#### The data:
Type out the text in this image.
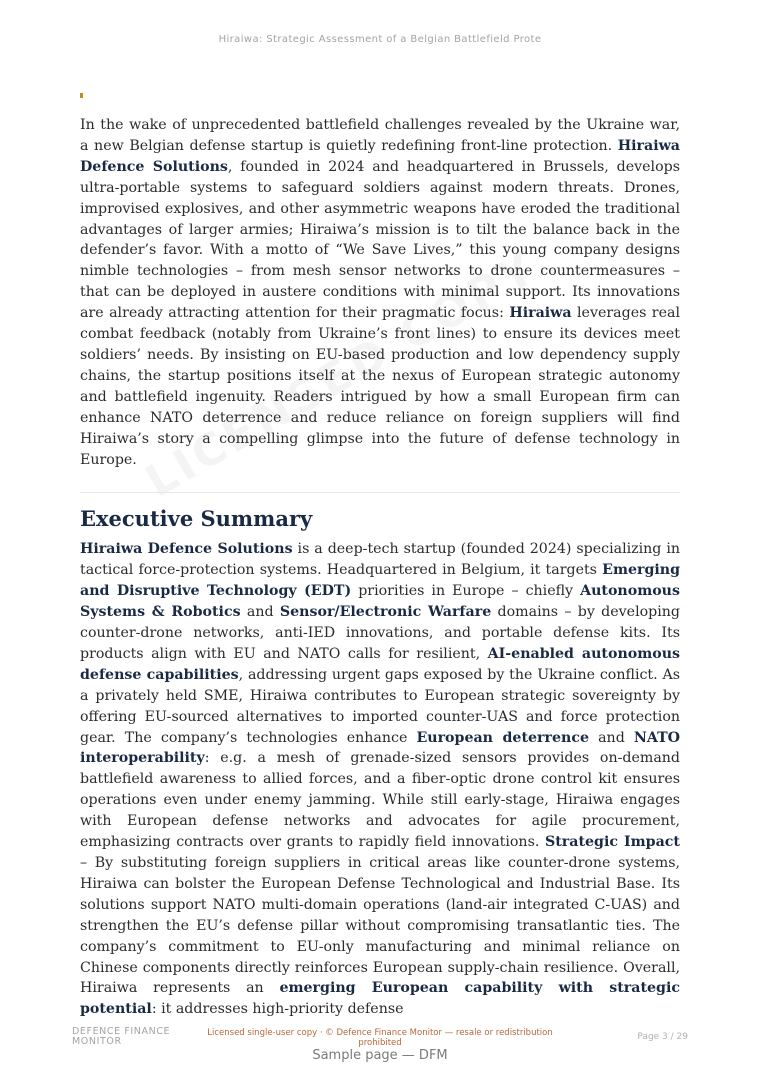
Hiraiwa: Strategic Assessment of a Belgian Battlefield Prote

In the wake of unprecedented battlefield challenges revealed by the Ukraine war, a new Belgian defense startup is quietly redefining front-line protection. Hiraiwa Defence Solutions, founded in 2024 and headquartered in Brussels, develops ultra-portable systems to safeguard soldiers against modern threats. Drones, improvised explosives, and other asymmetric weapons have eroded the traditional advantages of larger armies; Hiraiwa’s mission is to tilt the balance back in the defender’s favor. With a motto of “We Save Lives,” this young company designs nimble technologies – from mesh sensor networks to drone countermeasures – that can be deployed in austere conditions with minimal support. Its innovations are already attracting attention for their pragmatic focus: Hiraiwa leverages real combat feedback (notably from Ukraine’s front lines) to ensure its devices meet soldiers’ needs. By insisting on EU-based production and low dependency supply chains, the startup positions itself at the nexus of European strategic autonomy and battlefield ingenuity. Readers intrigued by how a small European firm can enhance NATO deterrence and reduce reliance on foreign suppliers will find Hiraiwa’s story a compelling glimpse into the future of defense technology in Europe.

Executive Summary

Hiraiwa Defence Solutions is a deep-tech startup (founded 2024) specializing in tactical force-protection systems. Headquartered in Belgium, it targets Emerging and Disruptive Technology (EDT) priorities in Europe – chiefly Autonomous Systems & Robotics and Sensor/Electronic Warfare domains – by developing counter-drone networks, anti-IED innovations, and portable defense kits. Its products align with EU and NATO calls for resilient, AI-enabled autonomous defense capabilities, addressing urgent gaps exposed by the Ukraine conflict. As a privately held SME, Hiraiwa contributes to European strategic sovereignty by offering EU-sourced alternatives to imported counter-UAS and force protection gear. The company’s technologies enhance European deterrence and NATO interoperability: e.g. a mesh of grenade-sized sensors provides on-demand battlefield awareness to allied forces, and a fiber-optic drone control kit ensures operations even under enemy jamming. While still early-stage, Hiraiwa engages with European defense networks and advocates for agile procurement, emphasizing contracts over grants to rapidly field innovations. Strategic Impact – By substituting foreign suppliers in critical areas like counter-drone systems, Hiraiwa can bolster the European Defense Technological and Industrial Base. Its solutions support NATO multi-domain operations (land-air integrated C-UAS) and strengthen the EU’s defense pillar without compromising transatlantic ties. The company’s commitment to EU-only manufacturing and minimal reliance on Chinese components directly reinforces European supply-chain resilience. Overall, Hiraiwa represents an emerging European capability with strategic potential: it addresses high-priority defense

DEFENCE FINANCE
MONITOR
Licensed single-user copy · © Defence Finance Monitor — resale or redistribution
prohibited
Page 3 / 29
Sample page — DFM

#### Given problem:
Strip out the pictures and quote the remaining data word for word.

#### Task response:
Type out the text in this image.
Hiraiwa: Strategic Assessment of a Belgian Battlefield Prote

In the wake of unprecedented battlefield challenges revealed by the Ukraine war, a new Belgian defense startup is quietly redefining front-line protection. Hiraiwa Defence Solutions, founded in 2024 and headquartered in Brussels, develops ultra-portable systems to safeguard soldiers against modern threats. Drones, improvised explosives, and other asymmetric weapons have eroded the traditional advantages of larger armies; Hiraiwa’s mission is to tilt the balance back in the defender’s favor. With a motto of “We Save Lives,” this young company designs nimble technologies – from mesh sensor networks to drone countermeasures – that can be deployed in austere conditions with minimal support. Its innovations are already attracting attention for their pragmatic focus: Hiraiwa leverages real combat feedback (notably from Ukraine’s front lines) to ensure its devices meet soldiers’ needs. By insisting on EU-based production and low dependency supply chains, the startup positions itself at the nexus of European strategic autonomy and battlefield ingenuity. Readers intrigued by how a small European firm can enhance NATO deterrence and reduce reliance on foreign suppliers will find Hiraiwa’s story a compelling glimpse into the future of defense technology in Europe.

Executive Summary

Hiraiwa Defence Solutions is a deep-tech startup (founded 2024) specializing in tactical force-protection systems. Headquartered in Belgium, it targets Emerging and Disruptive Technology (EDT) priorities in Europe – chiefly Autonomous Systems & Robotics and Sensor/Electronic Warfare domains – by developing counter-drone networks, anti-IED innovations, and portable defense kits. Its products align with EU and NATO calls for resilient, AI-enabled autonomous defense capabilities, addressing urgent gaps exposed by the Ukraine conflict. As a privately held SME, Hiraiwa contributes to European strategic sovereignty by offering EU-sourced alternatives to imported counter-UAS and force protection gear. The company’s technologies enhance European deterrence and NATO interoperability: e.g. a mesh of grenade-sized sensors provides on-demand battlefield awareness to allied forces, and a fiber-optic drone control kit ensures operations even under enemy jamming. While still early-stage, Hiraiwa engages with European defense networks and advocates for agile procurement, emphasizing contracts over grants to rapidly field innovations. Strategic Impact – By substituting foreign suppliers in critical areas like counter-drone systems, Hiraiwa can bolster the European Defense Technological and Industrial Base. Its solutions support NATO multi-domain operations (land-air integrated C-UAS) and strengthen the EU’s defense pillar without compromising transatlantic ties. The company’s commitment to EU-only manufacturing and minimal reliance on Chinese components directly reinforces European supply-chain resilience. Overall, Hiraiwa represents an emerging European capability with strategic potential: it addresses high-priority defense

DEFENCE FINANCE
MONITOR
Licensed single-user copy · © Defence Finance Monitor — resale or redistribution
prohibited
Page 3 / 29
Sample page — DFM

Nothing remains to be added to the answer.